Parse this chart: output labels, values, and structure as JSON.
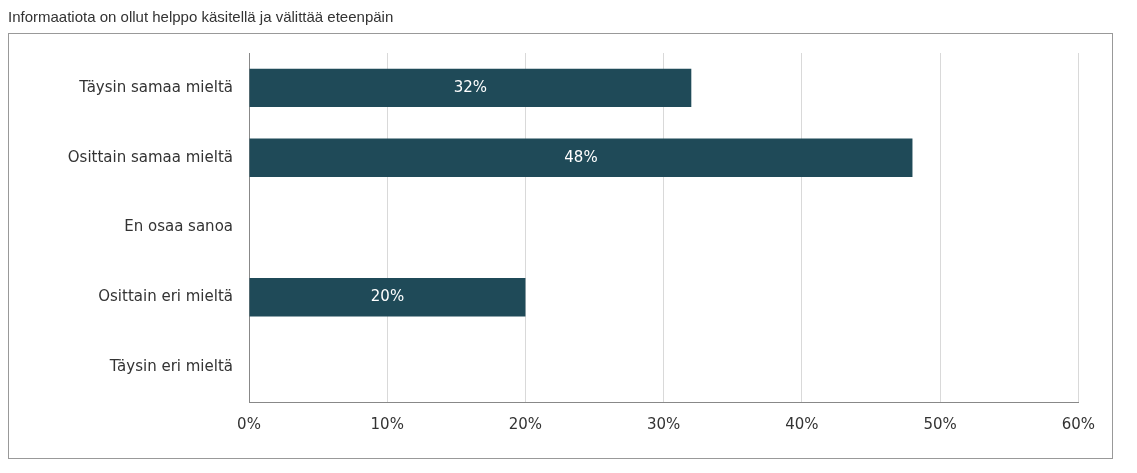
{
  "chart_data": {
    "type": "bar",
    "orientation": "horizontal",
    "title": "Informaatiota on ollut helppo käsitellä ja välittää eteenpäin",
    "categories": [
      "Täysin samaa mieltä",
      "Osittain samaa mieltä",
      "En osaa sanoa",
      "Osittain eri mieltä",
      "Täysin eri mieltä"
    ],
    "values": [
      32,
      48,
      0,
      20,
      0
    ],
    "value_labels": [
      "32%",
      "48%",
      null,
      "20%",
      null
    ],
    "color": "#1f4a58",
    "xlim": [
      0,
      60
    ],
    "xticks": [
      {
        "value": 0,
        "label": "0%"
      },
      {
        "value": 10,
        "label": "10%"
      },
      {
        "value": 20,
        "label": "20%"
      },
      {
        "value": 30,
        "label": "30%"
      },
      {
        "value": 40,
        "label": "40%"
      },
      {
        "value": 50,
        "label": "50%"
      },
      {
        "value": 60,
        "label": "60%"
      }
    ],
    "grid": "x",
    "legend": false
  }
}
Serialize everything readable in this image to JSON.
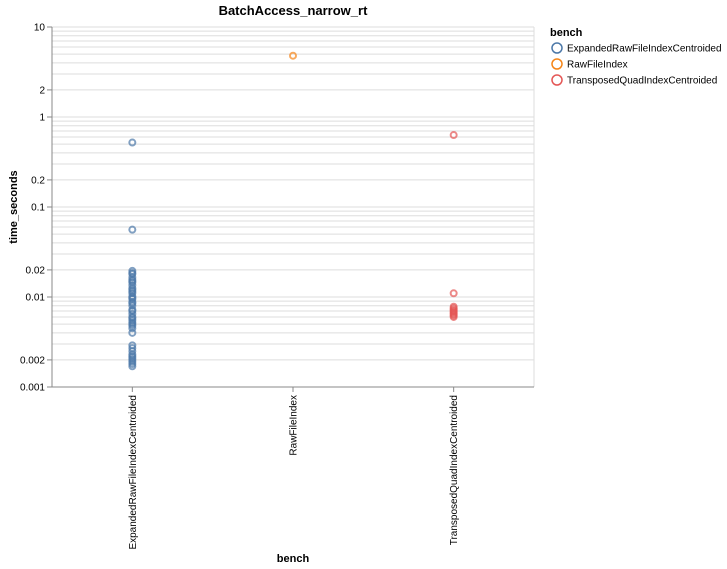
{
  "chart_data": {
    "type": "scatter",
    "title": "BatchAccess_narrow_rt",
    "xlabel": "bench",
    "ylabel": "time_seconds",
    "y_scale": "log",
    "ylim": [
      0.001,
      10
    ],
    "y_tick_labels": [
      "0.001",
      "0.002",
      "0.01",
      "0.02",
      "0.1",
      "0.2",
      "1",
      "2",
      "10"
    ],
    "y_tick_values": [
      0.001,
      0.002,
      0.01,
      0.02,
      0.1,
      0.2,
      1,
      2,
      10
    ],
    "categories": [
      "ExpandedRawFileIndexCentroided",
      "RawFileIndex",
      "TransposedQuadIndexCentroided"
    ],
    "grid": true,
    "legend": {
      "title": "bench",
      "position": "right"
    },
    "series": [
      {
        "name": "ExpandedRawFileIndexCentroided",
        "color": "#4c78a8",
        "category": "ExpandedRawFileIndexCentroided",
        "values": [
          0.52,
          0.056,
          0.0195,
          0.0185,
          0.018,
          0.0165,
          0.0155,
          0.015,
          0.0145,
          0.0135,
          0.0125,
          0.012,
          0.0115,
          0.011,
          0.0102,
          0.0098,
          0.0095,
          0.0088,
          0.0085,
          0.008,
          0.0072,
          0.007,
          0.0065,
          0.006,
          0.0058,
          0.0055,
          0.0052,
          0.005,
          0.0048,
          0.0045,
          0.004,
          0.0029,
          0.0027,
          0.0025,
          0.0023,
          0.0022,
          0.0021,
          0.002,
          0.0019,
          0.0018,
          0.0017
        ]
      },
      {
        "name": "RawFileIndex",
        "color": "#f58518",
        "category": "RawFileIndex",
        "values": [
          4.8
        ]
      },
      {
        "name": "TransposedQuadIndexCentroided",
        "color": "#e45756",
        "category": "TransposedQuadIndexCentroided",
        "values": [
          0.63,
          0.011,
          0.0078,
          0.0075,
          0.0072,
          0.007,
          0.0068,
          0.0066,
          0.0064,
          0.0062,
          0.006
        ]
      }
    ]
  }
}
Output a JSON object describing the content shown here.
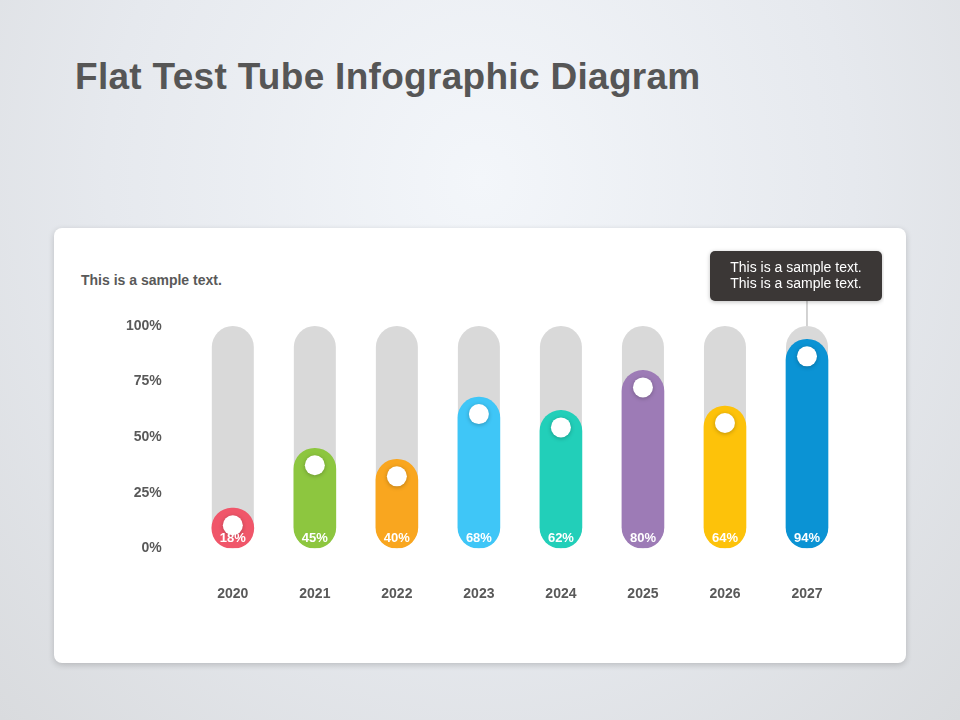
{
  "chart_data": {
    "type": "bar",
    "title": "Flat Test Tube Infographic Diagram",
    "subtitle": "This is a sample text.",
    "annotations": [
      {
        "category": "2027",
        "text": "This is a sample text. This is a sample text."
      }
    ],
    "categories": [
      "2020",
      "2021",
      "2022",
      "2023",
      "2024",
      "2025",
      "2026",
      "2027"
    ],
    "values": [
      18,
      45,
      40,
      68,
      62,
      80,
      64,
      94
    ],
    "value_labels": [
      "18%",
      "45%",
      "40%",
      "68%",
      "62%",
      "80%",
      "64%",
      "94%"
    ],
    "colors": [
      "#f0566a",
      "#8dc63f",
      "#f9a61f",
      "#3fc6f7",
      "#22cfb9",
      "#9d7bb6",
      "#fdc20a",
      "#0b93d4"
    ],
    "ylim": [
      0,
      100
    ],
    "yticks": [
      {
        "value": 0,
        "label": "0%"
      },
      {
        "value": 25,
        "label": "25%"
      },
      {
        "value": 50,
        "label": "50%"
      },
      {
        "value": 75,
        "label": "75%"
      },
      {
        "value": 100,
        "label": "100%"
      }
    ],
    "grid": false,
    "data_labels": true
  }
}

Instruction
Pull out all lines containing the word "ExpandedRawFileIndexCentroided" from the entries above.

Solution to the exercise
      "ExpandedRawFileIndexCentroided",
        "name": "ExpandedRawFileIndexCentroided",
        "category": "ExpandedRawFileIndexCentroided",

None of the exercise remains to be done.